* _Objective_: Tally the lines holding the word "asignación" and state the count by itself.
───── Listing ─────
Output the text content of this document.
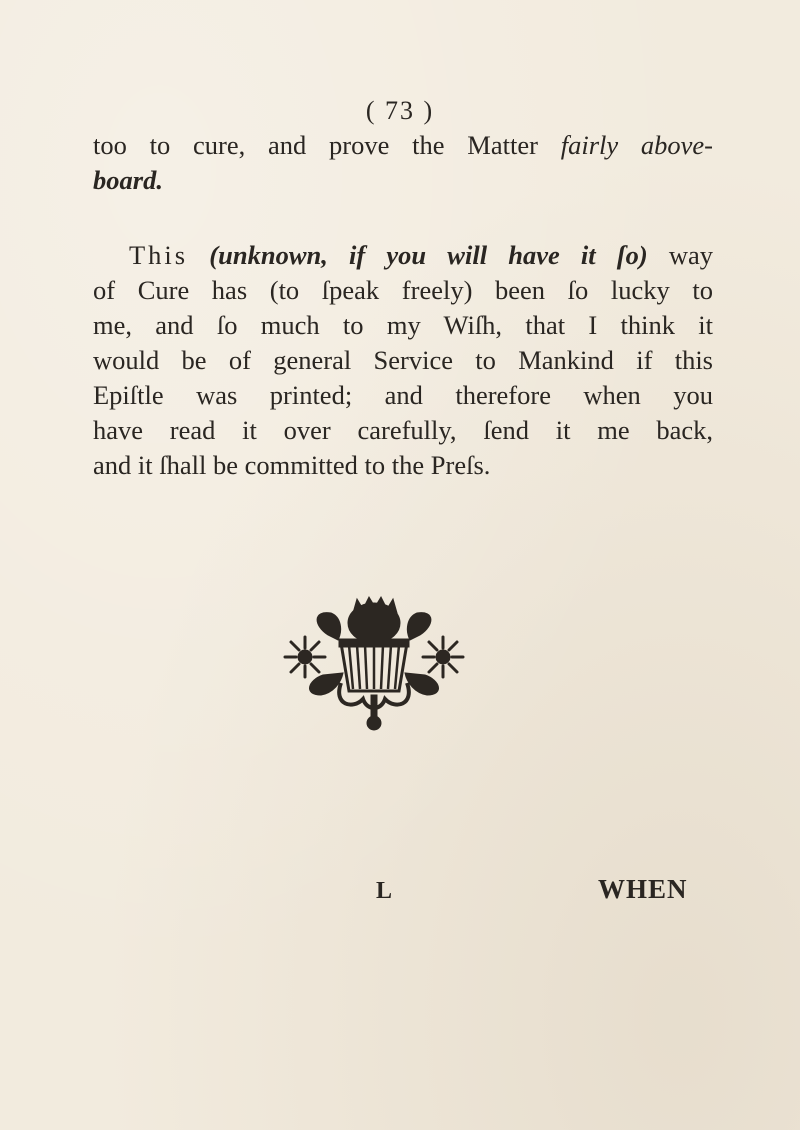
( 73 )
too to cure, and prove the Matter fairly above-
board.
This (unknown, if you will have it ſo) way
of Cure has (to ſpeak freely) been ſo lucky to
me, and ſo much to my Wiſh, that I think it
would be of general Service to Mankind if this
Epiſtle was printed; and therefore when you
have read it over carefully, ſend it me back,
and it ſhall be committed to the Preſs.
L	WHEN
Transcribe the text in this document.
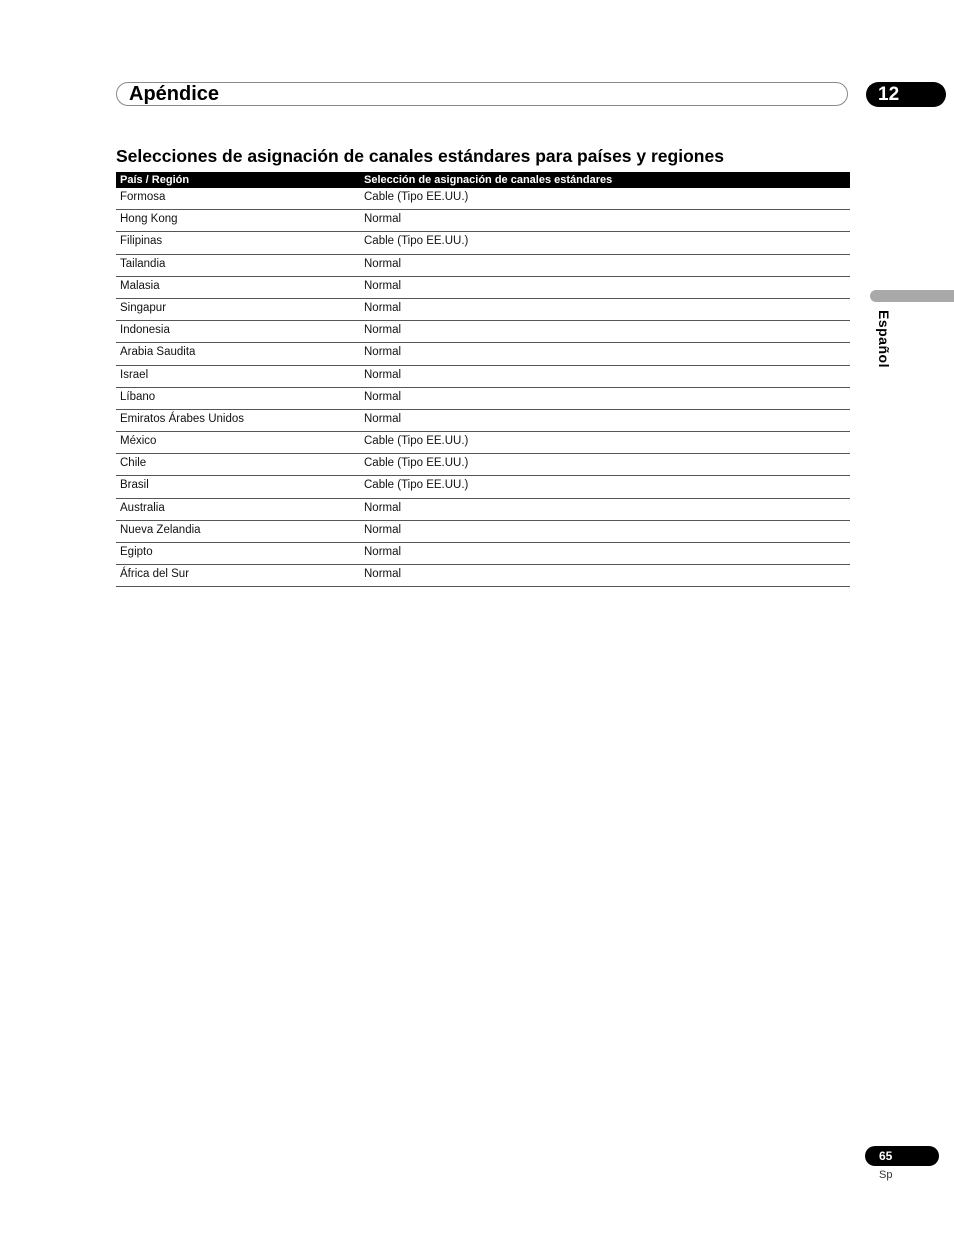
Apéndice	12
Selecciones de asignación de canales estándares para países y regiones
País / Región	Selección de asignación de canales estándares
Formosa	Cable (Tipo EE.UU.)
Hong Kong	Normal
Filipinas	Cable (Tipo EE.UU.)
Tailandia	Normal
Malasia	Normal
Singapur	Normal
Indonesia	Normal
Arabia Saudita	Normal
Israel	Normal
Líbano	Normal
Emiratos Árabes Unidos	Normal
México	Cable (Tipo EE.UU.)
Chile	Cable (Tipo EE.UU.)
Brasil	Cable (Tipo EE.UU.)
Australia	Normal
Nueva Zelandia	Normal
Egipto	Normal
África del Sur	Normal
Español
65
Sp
─────
* _Response_: 2